%%

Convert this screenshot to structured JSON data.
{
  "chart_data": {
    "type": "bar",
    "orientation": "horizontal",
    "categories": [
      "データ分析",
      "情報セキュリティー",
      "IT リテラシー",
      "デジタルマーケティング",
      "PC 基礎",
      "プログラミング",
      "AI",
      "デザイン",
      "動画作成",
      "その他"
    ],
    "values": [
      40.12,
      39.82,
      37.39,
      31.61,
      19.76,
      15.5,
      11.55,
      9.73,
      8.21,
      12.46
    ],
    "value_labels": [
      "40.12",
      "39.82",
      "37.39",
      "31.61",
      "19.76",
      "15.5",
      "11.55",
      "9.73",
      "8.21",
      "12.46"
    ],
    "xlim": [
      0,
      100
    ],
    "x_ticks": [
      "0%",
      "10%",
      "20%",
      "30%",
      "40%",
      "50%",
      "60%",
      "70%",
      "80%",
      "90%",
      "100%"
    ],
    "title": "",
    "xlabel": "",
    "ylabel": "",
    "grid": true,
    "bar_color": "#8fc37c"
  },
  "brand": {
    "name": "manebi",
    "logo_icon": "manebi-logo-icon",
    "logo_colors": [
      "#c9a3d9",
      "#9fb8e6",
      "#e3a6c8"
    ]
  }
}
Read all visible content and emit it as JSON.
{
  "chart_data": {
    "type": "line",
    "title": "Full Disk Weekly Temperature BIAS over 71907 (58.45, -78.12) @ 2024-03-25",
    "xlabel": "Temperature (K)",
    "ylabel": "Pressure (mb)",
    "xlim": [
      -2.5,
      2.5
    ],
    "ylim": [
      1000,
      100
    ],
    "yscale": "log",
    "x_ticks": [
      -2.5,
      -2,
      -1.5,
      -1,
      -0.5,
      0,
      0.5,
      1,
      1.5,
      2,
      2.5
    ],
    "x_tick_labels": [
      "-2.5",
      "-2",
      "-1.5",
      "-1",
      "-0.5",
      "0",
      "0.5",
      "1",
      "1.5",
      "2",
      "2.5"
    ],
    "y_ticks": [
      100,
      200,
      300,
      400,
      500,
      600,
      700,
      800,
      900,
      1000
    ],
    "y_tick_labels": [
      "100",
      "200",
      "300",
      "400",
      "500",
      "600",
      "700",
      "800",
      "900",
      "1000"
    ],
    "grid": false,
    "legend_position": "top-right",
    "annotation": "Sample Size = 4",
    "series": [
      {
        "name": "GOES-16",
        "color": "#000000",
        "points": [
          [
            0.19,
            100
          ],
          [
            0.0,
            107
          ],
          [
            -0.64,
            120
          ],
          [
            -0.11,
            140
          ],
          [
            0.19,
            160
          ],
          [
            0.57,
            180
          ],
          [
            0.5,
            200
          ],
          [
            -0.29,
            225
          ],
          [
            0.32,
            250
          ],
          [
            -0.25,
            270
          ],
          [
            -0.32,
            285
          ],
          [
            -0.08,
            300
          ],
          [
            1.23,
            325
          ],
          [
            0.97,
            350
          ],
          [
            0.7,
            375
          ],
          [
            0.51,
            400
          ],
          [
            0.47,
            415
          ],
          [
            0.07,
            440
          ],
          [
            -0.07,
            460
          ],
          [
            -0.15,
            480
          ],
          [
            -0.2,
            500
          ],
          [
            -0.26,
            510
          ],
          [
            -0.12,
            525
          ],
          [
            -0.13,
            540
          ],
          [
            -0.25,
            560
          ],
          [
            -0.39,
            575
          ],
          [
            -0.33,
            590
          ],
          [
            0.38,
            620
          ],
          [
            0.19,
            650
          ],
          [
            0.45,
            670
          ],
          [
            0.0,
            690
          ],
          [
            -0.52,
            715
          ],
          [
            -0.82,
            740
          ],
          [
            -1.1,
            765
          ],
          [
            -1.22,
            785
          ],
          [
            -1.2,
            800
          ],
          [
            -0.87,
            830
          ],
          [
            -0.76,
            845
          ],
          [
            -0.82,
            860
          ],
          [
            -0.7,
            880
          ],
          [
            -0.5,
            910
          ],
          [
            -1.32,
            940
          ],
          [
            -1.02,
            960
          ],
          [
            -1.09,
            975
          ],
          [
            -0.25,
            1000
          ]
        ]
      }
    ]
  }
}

%%

**GIVEN EXERCISE**
Return all lines containing "manebi".

**FULL SOLUTION**
    "name": "manebi",
    "logo_icon": "manebi-logo-icon",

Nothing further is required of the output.